Given exercise
Filter the entries that follow, copying every line in which the word "primary" appears.

Task data
---+---

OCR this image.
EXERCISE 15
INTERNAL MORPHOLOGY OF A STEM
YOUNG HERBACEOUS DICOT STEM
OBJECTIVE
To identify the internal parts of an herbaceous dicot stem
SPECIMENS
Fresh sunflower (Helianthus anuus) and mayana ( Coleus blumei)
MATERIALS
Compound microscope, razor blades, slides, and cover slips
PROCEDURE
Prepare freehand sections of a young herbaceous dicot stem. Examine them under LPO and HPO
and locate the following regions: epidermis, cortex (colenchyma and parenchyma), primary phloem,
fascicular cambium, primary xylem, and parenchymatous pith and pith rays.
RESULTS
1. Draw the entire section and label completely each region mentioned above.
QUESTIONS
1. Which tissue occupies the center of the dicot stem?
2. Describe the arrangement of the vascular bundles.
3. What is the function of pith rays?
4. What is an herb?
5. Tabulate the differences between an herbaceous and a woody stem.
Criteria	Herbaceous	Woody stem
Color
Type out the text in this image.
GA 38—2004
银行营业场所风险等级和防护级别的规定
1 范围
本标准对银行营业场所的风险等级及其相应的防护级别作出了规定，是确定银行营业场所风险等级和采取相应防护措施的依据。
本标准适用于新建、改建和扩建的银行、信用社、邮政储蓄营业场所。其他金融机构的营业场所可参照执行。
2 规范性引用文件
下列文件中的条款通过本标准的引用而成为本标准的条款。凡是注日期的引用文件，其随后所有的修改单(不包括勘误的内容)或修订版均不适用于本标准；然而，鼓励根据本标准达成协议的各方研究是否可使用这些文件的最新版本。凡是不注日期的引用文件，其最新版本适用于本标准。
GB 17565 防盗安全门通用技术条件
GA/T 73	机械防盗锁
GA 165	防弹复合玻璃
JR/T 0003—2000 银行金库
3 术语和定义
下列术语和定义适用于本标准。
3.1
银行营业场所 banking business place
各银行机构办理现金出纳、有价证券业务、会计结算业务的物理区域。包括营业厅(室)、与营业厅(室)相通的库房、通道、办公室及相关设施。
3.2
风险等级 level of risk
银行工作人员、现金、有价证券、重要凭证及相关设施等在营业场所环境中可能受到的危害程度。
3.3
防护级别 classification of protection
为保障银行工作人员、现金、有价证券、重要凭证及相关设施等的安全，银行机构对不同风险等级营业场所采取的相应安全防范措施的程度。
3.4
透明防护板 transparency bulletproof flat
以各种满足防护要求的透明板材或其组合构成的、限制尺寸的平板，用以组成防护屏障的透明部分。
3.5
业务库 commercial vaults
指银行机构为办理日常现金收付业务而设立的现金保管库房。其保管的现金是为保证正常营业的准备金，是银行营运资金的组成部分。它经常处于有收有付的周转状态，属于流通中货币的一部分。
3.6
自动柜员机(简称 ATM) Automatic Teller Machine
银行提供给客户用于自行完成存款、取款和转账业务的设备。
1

---+---

Response
and locate the following regions: epidermis, cortex (colenchyma and parenchyma), primary phloem,
fascicular cambium, primary xylem, and parenchymatous pith and pith rays.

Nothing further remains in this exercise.